┌──

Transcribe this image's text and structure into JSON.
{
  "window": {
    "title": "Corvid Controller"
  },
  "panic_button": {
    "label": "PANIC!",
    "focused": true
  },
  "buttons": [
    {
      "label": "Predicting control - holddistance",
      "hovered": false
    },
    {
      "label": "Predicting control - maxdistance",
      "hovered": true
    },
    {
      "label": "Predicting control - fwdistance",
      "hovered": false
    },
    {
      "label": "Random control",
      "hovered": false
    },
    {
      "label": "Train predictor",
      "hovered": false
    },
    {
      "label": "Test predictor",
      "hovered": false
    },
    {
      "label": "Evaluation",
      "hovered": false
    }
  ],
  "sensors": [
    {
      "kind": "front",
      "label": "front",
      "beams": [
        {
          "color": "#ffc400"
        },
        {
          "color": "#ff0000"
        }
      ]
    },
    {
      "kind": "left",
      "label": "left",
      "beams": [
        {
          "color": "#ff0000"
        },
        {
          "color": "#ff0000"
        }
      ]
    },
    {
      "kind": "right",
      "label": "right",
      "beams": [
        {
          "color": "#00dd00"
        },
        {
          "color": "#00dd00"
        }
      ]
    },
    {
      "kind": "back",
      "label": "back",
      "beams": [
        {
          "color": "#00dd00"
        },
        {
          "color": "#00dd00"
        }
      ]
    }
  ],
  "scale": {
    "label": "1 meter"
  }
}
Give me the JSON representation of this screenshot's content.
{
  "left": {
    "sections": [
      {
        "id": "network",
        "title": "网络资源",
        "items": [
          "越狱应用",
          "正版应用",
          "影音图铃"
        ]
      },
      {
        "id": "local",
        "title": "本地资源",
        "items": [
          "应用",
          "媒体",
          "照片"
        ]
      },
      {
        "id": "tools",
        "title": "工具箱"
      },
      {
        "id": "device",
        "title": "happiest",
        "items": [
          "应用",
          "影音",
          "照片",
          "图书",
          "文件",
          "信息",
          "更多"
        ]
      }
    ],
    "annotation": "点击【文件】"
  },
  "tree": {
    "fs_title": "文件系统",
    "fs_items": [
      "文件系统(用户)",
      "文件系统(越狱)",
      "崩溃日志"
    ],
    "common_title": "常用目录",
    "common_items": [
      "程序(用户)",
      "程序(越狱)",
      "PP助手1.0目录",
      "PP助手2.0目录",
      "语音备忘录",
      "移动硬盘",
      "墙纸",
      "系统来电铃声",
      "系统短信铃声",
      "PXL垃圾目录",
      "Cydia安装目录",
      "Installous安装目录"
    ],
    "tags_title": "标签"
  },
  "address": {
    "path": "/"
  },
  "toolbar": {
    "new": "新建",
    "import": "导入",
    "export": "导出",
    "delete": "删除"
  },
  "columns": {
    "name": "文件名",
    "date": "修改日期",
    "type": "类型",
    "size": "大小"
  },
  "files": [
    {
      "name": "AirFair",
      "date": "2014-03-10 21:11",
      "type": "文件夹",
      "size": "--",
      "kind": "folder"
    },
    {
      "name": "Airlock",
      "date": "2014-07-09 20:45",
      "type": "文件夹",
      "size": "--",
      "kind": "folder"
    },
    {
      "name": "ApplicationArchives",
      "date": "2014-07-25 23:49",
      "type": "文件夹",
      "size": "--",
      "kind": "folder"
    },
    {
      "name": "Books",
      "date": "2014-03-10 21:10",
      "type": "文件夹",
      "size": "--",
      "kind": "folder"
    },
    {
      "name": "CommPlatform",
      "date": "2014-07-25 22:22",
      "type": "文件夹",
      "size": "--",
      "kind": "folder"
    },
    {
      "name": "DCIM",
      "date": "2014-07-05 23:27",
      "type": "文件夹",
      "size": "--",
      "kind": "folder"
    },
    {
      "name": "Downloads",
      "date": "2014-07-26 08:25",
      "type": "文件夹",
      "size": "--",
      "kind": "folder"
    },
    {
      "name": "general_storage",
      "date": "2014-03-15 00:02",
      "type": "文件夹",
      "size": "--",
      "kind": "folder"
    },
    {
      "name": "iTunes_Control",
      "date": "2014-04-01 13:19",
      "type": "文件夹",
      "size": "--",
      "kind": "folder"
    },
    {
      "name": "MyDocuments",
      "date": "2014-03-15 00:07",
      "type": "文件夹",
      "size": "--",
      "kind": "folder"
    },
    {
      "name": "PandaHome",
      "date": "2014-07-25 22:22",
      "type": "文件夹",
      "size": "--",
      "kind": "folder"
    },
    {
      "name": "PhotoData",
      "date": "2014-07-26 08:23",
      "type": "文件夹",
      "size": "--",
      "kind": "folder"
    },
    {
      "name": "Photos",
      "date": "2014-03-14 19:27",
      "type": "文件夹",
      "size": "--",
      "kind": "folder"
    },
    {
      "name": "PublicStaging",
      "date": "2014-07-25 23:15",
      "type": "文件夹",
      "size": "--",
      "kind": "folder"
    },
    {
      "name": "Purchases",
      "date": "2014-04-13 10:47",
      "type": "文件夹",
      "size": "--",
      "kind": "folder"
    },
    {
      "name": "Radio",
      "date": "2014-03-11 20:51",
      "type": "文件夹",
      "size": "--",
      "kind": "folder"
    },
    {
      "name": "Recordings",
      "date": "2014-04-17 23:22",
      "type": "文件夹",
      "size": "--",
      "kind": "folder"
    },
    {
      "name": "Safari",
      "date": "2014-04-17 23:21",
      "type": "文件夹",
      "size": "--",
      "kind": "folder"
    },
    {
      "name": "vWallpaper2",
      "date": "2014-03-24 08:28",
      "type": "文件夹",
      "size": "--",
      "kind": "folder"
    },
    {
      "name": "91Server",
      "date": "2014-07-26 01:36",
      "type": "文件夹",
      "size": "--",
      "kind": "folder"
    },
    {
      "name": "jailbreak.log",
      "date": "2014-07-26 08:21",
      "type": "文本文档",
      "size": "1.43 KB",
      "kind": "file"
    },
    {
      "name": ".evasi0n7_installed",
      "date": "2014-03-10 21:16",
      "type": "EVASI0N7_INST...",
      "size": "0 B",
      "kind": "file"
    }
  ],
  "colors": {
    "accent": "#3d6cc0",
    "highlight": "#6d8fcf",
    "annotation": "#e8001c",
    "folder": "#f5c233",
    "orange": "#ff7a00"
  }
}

└──

__What the task asks__. Every line of the records above needs to be given again exactly.

__Written reply__.
Transcribe this image's text and structure into JSON.
{
  "window": {
    "title": "Corvid Controller"
  },
  "panic_button": {
    "label": "PANIC!",
    "focused": true
  },
  "buttons": [
    {
      "label": "Predicting control - holddistance",
      "hovered": false
    },
    {
      "label": "Predicting control - maxdistance",
      "hovered": true
    },
    {
      "label": "Predicting control - fwdistance",
      "hovered": false
    },
    {
      "label": "Random control",
      "hovered": false
    },
    {
      "label": "Train predictor",
      "hovered": false
    },
    {
      "label": "Test predictor",
      "hovered": false
    },
    {
      "label": "Evaluation",
      "hovered": false
    }
  ],
  "sensors": [
    {
      "kind": "front",
      "label": "front",
      "beams": [
        {
          "color": "#ffc400"
        },
        {
          "color": "#ff0000"
        }
      ]
    },
    {
      "kind": "left",
      "label": "left",
      "beams": [
        {
          "color": "#ff0000"
        },
        {
          "color": "#ff0000"
        }
      ]
    },
    {
      "kind": "right",
      "label": "right",
      "beams": [
        {
          "color": "#00dd00"
        },
        {
          "color": "#00dd00"
        }
      ]
    },
    {
      "kind": "back",
      "label": "back",
      "beams": [
        {
          "color": "#00dd00"
        },
        {
          "color": "#00dd00"
        }
      ]
    }
  ],
  "scale": {
    "label": "1 meter"
  }
}
Give me the JSON representation of this screenshot's content.
{
  "left": {
    "sections": [
      {
        "id": "network",
        "title": "网络资源",
        "items": [
          "越狱应用",
          "正版应用",
          "影音图铃"
        ]
      },
      {
        "id": "local",
        "title": "本地资源",
        "items": [
          "应用",
          "媒体",
          "照片"
        ]
      },
      {
        "id": "tools",
        "title": "工具箱"
      },
      {
        "id": "device",
        "title": "happiest",
        "items": [
          "应用",
          "影音",
          "照片",
          "图书",
          "文件",
          "信息",
          "更多"
        ]
      }
    ],
    "annotation": "点击【文件】"
  },
  "tree": {
    "fs_title": "文件系统",
    "fs_items": [
      "文件系统(用户)",
      "文件系统(越狱)",
      "崩溃日志"
    ],
    "common_title": "常用目录",
    "common_items": [
      "程序(用户)",
      "程序(越狱)",
      "PP助手1.0目录",
      "PP助手2.0目录",
      "语音备忘录",
      "移动硬盘",
      "墙纸",
      "系统来电铃声",
      "系统短信铃声",
      "PXL垃圾目录",
      "Cydia安装目录",
      "Installous安装目录"
    ],
    "tags_title": "标签"
  },
  "address": {
    "path": "/"
  },
  "toolbar": {
    "new": "新建",
    "import": "导入",
    "export": "导出",
    "delete": "删除"
  },
  "columns": {
    "name": "文件名",
    "date": "修改日期",
    "type": "类型",
    "size": "大小"
  },
  "files": [
    {
      "name": "AirFair",
      "date": "2014-03-10 21:11",
      "type": "文件夹",
      "size": "--",
      "kind": "folder"
    },
    {
      "name": "Airlock",
      "date": "2014-07-09 20:45",
      "type": "文件夹",
      "size": "--",
      "kind": "folder"
    },
    {
      "name": "ApplicationArchives",
      "date": "2014-07-25 23:49",
      "type": "文件夹",
      "size": "--",
      "kind": "folder"
    },
    {
      "name": "Books",
      "date": "2014-03-10 21:10",
      "type": "文件夹",
      "size": "--",
      "kind": "folder"
    },
    {
      "name": "CommPlatform",
      "date": "2014-07-25 22:22",
      "type": "文件夹",
      "size": "--",
      "kind": "folder"
    },
    {
      "name": "DCIM",
      "date": "2014-07-05 23:27",
      "type": "文件夹",
      "size": "--",
      "kind": "folder"
    },
    {
      "name": "Downloads",
      "date": "2014-07-26 08:25",
      "type": "文件夹",
      "size": "--",
      "kind": "folder"
    },
    {
      "name": "general_storage",
      "date": "2014-03-15 00:02",
      "type": "文件夹",
      "size": "--",
      "kind": "folder"
    },
    {
      "name": "iTunes_Control",
      "date": "2014-04-01 13:19",
      "type": "文件夹",
      "size": "--",
      "kind": "folder"
    },
    {
      "name": "MyDocuments",
      "date": "2014-03-15 00:07",
      "type": "文件夹",
      "size": "--",
      "kind": "folder"
    },
    {
      "name": "PandaHome",
      "date": "2014-07-25 22:22",
      "type": "文件夹",
      "size": "--",
      "kind": "folder"
    },
    {
      "name": "PhotoData",
      "date": "2014-07-26 08:23",
      "type": "文件夹",
      "size": "--",
      "kind": "folder"
    },
    {
      "name": "Photos",
      "date": "2014-03-14 19:27",
      "type": "文件夹",
      "size": "--",
      "kind": "folder"
    },
    {
      "name": "PublicStaging",
      "date": "2014-07-25 23:15",
      "type": "文件夹",
      "size": "--",
      "kind": "folder"
    },
    {
      "name": "Purchases",
      "date": "2014-04-13 10:47",
      "type": "文件夹",
      "size": "--",
      "kind": "folder"
    },
    {
      "name": "Radio",
      "date": "2014-03-11 20:51",
      "type": "文件夹",
      "size": "--",
      "kind": "folder"
    },
    {
      "name": "Recordings",
      "date": "2014-04-17 23:22",
      "type": "文件夹",
      "size": "--",
      "kind": "folder"
    },
    {
      "name": "Safari",
      "date": "2014-04-17 23:21",
      "type": "文件夹",
      "size": "--",
      "kind": "folder"
    },
    {
      "name": "vWallpaper2",
      "date": "2014-03-24 08:28",
      "type": "文件夹",
      "size": "--",
      "kind": "folder"
    },
    {
      "name": "91Server",
      "date": "2014-07-26 01:36",
      "type": "文件夹",
      "size": "--",
      "kind": "folder"
    },
    {
      "name": "jailbreak.log",
      "date": "2014-07-26 08:21",
      "type": "文本文档",
      "size": "1.43 KB",
      "kind": "file"
    },
    {
      "name": ".evasi0n7_installed",
      "date": "2014-03-10 21:16",
      "type": "EVASI0N7_INST...",
      "size": "0 B",
      "kind": "file"
    }
  ],
  "colors": {
    "accent": "#3d6cc0",
    "highlight": "#6d8fcf",
    "annotation": "#e8001c",
    "folder": "#f5c233",
    "orange": "#ff7a00"
  }
}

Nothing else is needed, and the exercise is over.